#### BRIEF:
After reading the entries below, report how many lines have the string "serez" in them, giving the number alone.

Items listed in a dataset:
>>>>>

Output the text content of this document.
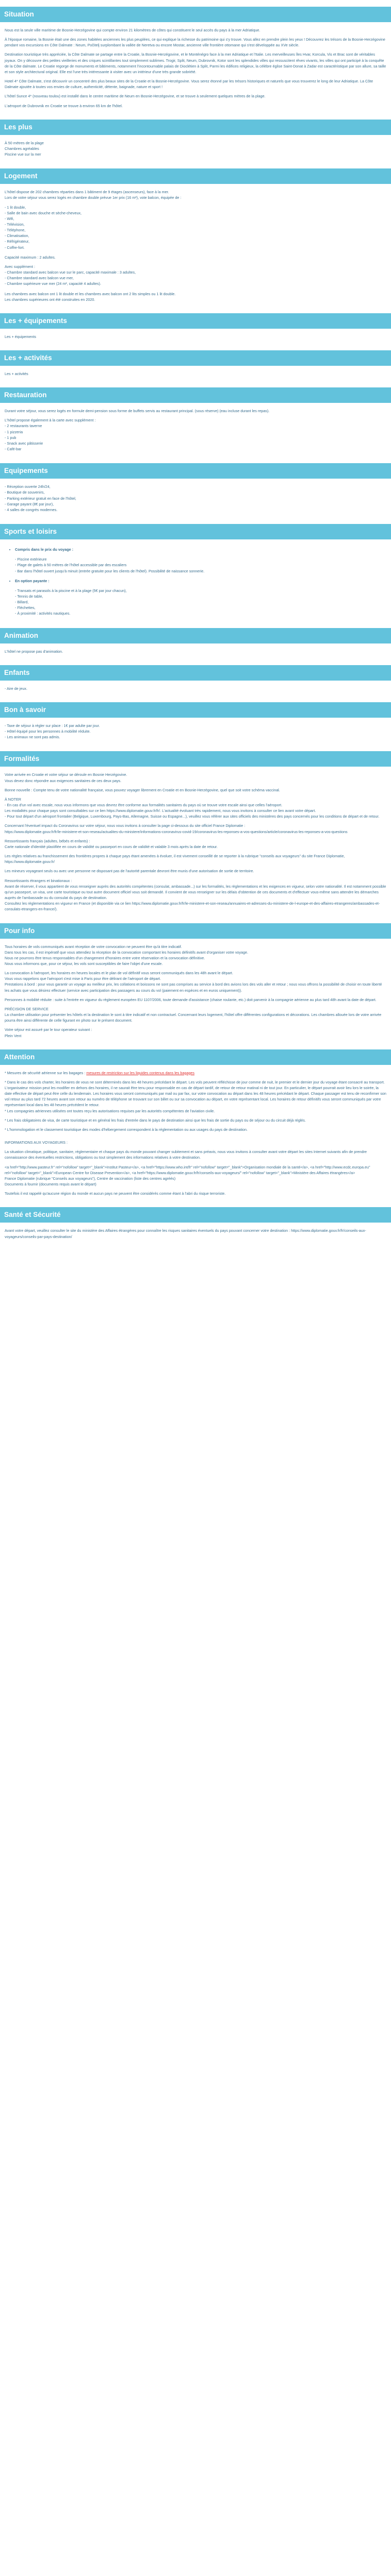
Situation

Nous est la seule ville maritime de Bosnie-Herzégovine qui compte environ 21 kilomètres de côtes qui constituent le seul accès du pays à la mer Adriatique.

À l'époque romaine, la Bosnie était une des zones habitées anciennes les plus peuplées, ce qui explique la richesse du patrimoine qui s'y trouve. Vous allez en prendre plein les yeux ! Découvrez les trésors de la Bosnie-Herzégovine pendant vos excursions en Côte Dalmate : Neum, Počitelj surplombant la vallée de Neretva ou encore Mostar, ancienne ville frontière ottomane qui s'est développée au XVe siècle.

Destination touristique très appréciée, la Côte Dalmate se partage entre la Croatie, la Bosnie-Herzégovine, et le Monténégro face à la mer Adriatique et l'Italie. Les merveilleuses îles Hvar, Korcula, Vis et Brac sont de véritables joyaux. On y découvre des petites vieilleries et des criques scintillantes tout simplement sublimes. Trogir, Split, Neum, Dubrovnik, Kotor sont les splendides villes qui ressuscitent rêves vivants, les villes qui ont participé à la conquête de la Côte dalmate. Le Croatie regorge de monuments et bâtiments, notamment l'incontournable palais de Dioclétien à Split, Parmi les édifices religieux, la célèbre église Saint-Donat à Zadar est caractéristique par son allure, sa taille et son style architectural original. Elle est l'une très intéressante à visiter avec un intérieur d'une très grande sobriété.

Hotel 4* Côte Dalmate, s'est découvrir un concentré des plus beaux sites de la Croatie et la Bosnie-Herzégovine. Vous serez étonné par les trésors historiques et naturels que vous trouverez le long de leur Adriatique. La Côte Dalmate ajoutée à toutes vos envies de culture, authenticité, détente, baignade, nature et sport !

L'hôtel Sunce 4* (nouveau toulou) est installé dans le centre maritime de Neum en Bosnie-Herzégovine, et se trouve à seulement quelques mètres de la plage.

L'aéroport de Dubrovnik en Croatie se trouve à environ 65 km de l'hôtel.

Les plus
À 50 mètres de la plage
Chambres agréables
Piscine vue sur la mer
Logement

L'hôtel dispose de 202 chambres réparties dans 1 bâtiment de 9 étages (ascenseurs), face à la mer.
Lors de votre séjour vous serez logés en chambre double prévue 1er prix (16 m²), vote balcon, équipée de :

- 1 lit double,
- Salle de bain avec douche et sèche-cheveux,
- Wifi,
- Télévision,
- Téléphone,
- Climatisation,
- Réfrigérateur,
- Coffre-fort.

Capacité maximum : 2 adultes.

Avec supplément :

- Chambre standard avec balcon vue sur le parc, capacité maximale : 3 adultes,
- Chambre standard avec balcon vue mer,
- Chambre supérieure vue mer (24 m², capacité 4 adultes).

Les chambres avec balcon ont 1 lit double et les chambres avec balcon ont 2 lits simples ou 1 lit double.
Les chambres supérieures ont été construites en 2020.

Les + équipements

Les + équipements

Les + activités

Les + activités

Restauration

Durant votre séjour, vous serez logés en formule demi-pension sous forme de buffets servis au restaurant principal. (sous réserve) (eau incluse durant les repas).

L'hôtel propose également à la carte avec supplément :

- 2 restaurants taverne
- 1 pizzeria
- 1 pub
- Snack avec pâtisserie
- Café-bar
Equipements
- Réception ouverte 24h/24,
- Boutique de souvenirs,
- Parking extérieur gratuit en face de l'hôtel,
- Garage payant (8€ par jour),
- 4 salles de congrès modernes.
Sports et loisirs
• Compris dans le prix du voyage :
- Piscine extérieure
- Plage de galets à 50 mètres de l'hôtel accessible par des escaliers
- Bar dans l'hôtel ouvert jusqu'à minuit (entrée gratuite pour les clients de l'hôtel). Possibilité de naissance sonnerie.
• En option payante :
- Transats et parasols à la piscine et à la plage (5€ par jour chacun),
- Tennis de table,
- Billard,
- Fléchettes,
- À proximité : activités nautiques.
Animation

L'hôtel ne propose pas d'animation.

Enfants

- Aire de jeux.

Bon à savoir
- Taxe de séjour à régler sur place : 1€ par adulte par jour.
- Hôtel équipé pour les personnes à mobilité réduite.
- Les animaux ne sont pas admis.
Formalités

Votre arrivée en Croatie et votre séjour se déroule en Bosnie Herzégovine.
Vous devez donc répondre aux exigences sanitaires de ces deux pays.

Bonne nouvelle : Compte tenu de votre nationalité française, vous pouvez voyager librement en Croatie et en Bosnie-Herzégovine, quel que soit votre schéma vaccinal.

À NOTER
- En cas d'un vol avec escale, nous vous informons que vous devrez être conforme aux formalités sanitaires du pays où se trouve votre escale ainsi que celles l'aéroport.
Les modalités pour chaque pays sont consultables sur ce lien https://www.diplomatie.gouv.fr/fr/. L'actualité évoluant très rapidement, nous vous invitons à consulter ce lien avant votre départ.
- Pour tout départ d'un aéroport frontalier (Belgique, Luxembourg, Pays-Bas, Allemagne, Suisse ou Espagne...), veuillez vous référer aux sites officiels des ministères des pays concernés pour les conditions de départ et de retour.

Concernant l'éventuel impact du Coronavirus sur votre séjour, nous vous invitons à consulter la page ci-dessous du site officiel France Diplomatie :
https://www.diplomatie.gouv.fr/fr/le-ministere-et-son-reseau/actualites-du-ministere/informations-coronavirus-covid-19/coronavirus-les-reponses-a-vos-questions/article/coronavirus-les-reponses-a-vos-questions

Ressortissants français (adultes, bébés et enfants) :
Carte nationale d'identité plastifiée en cours de validité ou passeport en cours de validité et valable 3 mois après la date de retour.

Les règles relatives au franchissement des frontières propres à chaque pays étant amenées à évoluer, il est vivement conseillé de se reporter à la rubrique "conseils aux voyageurs" du site France Diplomatie,
https://www.diplomatie.gouv.fr/

Les mineurs voyageant seuls ou avec une personne ne disposant pas de l'autorité parentale devront être munis d'une autorisation de sortie de territoire.

Ressortissants étrangers et binationaux :
Avant de réserver, il vous appartient de vous renseigner auprès des autorités compétentes (consulat, ambassade...) sur les formalités, les règlementations et les exigences en vigueur, selon votre nationalité. Il est notamment possible qu'un passeport, un visa, une carte touristique ou tout autre document officiel vous soit demandé. Il convient de vous renseigner sur les délais d'obtention de ces documents et d'effectuer vous-même sans attendre les démarches auprès de l'ambassade ou du consulat du pays de destination.
Consultez les règlementations en vigueur en France (et disponible via ce lien https://www.diplomatie.gouv.fr/fr/le-ministere-et-son-reseau/annuaires-et-adresses-du-ministere-de-l-europe-et-des-affaires-etrangeres/ambassades-et-consulats-etrangers-en-france/).

Pour info

Tous horaires de vols communiqués avant réception de votre convocation ne peuvent être qu'à titre indicatif.
Dans tous les cas, il est impératif que vous attendiez la réception de la convocation comportant les horaires définitifs avant d'organiser votre voyage.
Nous ne pourrons être tenus responsables d'un changement d'horaires entre votre réservation et la convocation définitive.
Nous vous informons que, pour ce séjour, les vols sont susceptibles de faire l'objet d'une escale.

La convocation à l'aéroport, les horaires en heures locales et le plan de vol définitif vous seront communiqués dans les 48h avant le départ.
Vous vous rappelons que l'aéroport s'est mise à Paris pour être délirant de l'aéroport de départ.
Prestations à bord : pour vous garantir un voyage au meilleur prix, les collations et boissons ne sont pas comprises au service à bord des avions lors des vols aller et retour ; nous vous offrons la possibilité de choisir en toute liberté les achats que vous désirez effectuer (service avec participation des passagers au cours du vol (paiement en espèces et en euros uniquement)).

Personnes à mobilité réduite : suite à l'entrée en vigueur du règlement européen EU 1107/2006, toute demande d'assistance (chaise roulante, etc.) doit parvenir à la compagnie aérienne au plus tard 48h avant la date de départ.

PRÉCISION DE SERVICE
La chambre utilisation pour présenter les hôtels et la destination le sont à titre indicatif et non contractuel. Concernant leurs logement, l'hôtel offre différentes configurations et décorations. Les chambres allouée lors de votre arrivée pourra être ainsi différente de celle figurant en photo sur le présent document.

Votre séjour est assuré par le tour operateur suivant :
Plein Vent

Attention

* Mesures de sécurité aérienne sur les bagages : mesures de restriction sur les liquides contenus dans les bagages

* Dans le cas des vols charter, les horaires de vous ne sont déterminés dans les 48 heures précédant le départ. Les vols peuvent réfléchisse de jour comme de nuit, le premier et le dernier jour du voyage étant consacré au transport. L'organisateur mission peut les modifier en dehors des horaires, il ne saurait être tenu pour responsable en cas de départ tardif, de retour de retour matinal ni de tout jour. En particulier, le départ pourrait avoir lieu lors le soirée, la date effective de départ peut être celle du lendemain. Les horaires vous seront communiqués par mail ou par fax, sur votre convocation au départ dans les 48 heures précédant le départ. Chaque passager est tenu de reconfirmer son vol retour au plus tard 72 heures avant son retour au numéro de téléphone se trouvant sur son billet ou sur sa convocation au départ, en votre représentant local. Les horaires de retour définitifs vous seront communiqués par votre représentant local dans les 48 heures précédent le retour.
* Les compagnies aériennes utilisées ont toutes reçu les autorisations requises par les autorités compétentes de l'aviation civile.

* Les frais obligatoires de visa, de carte touristique et en général les frais d'entrée dans le pays de destination ainsi que les frais de sortie du pays ou de séjour ou du circuit déjà réglés.

* L'hommologation et le classement touristique des modes d'hébergement correspondent à la réglementation ou aux usages du pays de destination.

INFORMATIONS AUX VOYAGEURS :

La situation climatique, politique, sanitaire, réglementaire et chaque pays du monde pouvant changer subitement et sans préavis, nous vous invitons à consulter avant votre départ les sites Internet suivants afin de prendre connaissance des éventuelles restrictions, obligations ou tout simplement des informations relatives à votre destination.

<a href="http://www.pasteur.fr" rel="nofollow" target="_blank">Institut Pasteur</a>, <a href="https://www.who.int/fr" rel="nofollow" target="_blank">Organisation mondiale de la santé</a>, <a href="http://www.ecdc.europa.eu" rel="nofollow" target="_blank">European Centre for Disease Prevention</a>, <a href="https://www.diplomatie.gouv.fr/fr/conseils-aux-voyageurs/" rel="nofollow" target="_blank">Ministère des Affaires étrangères</a>
France Diplomatie (rubrique "Conseils aux voyageurs"), Centre de vaccination (liste des centres agréés)
Documents à fournir (documents requis avant le départ)

Toutefois il est rappelé qu'aucune région du monde et aucun pays ne peuvent être considérés comme étant à l'abri du risque terroriste.

Santé et Sécurité

Avant votre départ, veuillez consulter le site du ministère des Affaires étrangères pour connaître les risques sanitaires éventuels du pays pouvant concerner votre destination : https://www.diplomatie.gouv.fr/fr/conseils-aux-voyageurs/conseils-par-pays-destination/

<<<<<

#### SOLUTION TO THIS EXERCISE:
3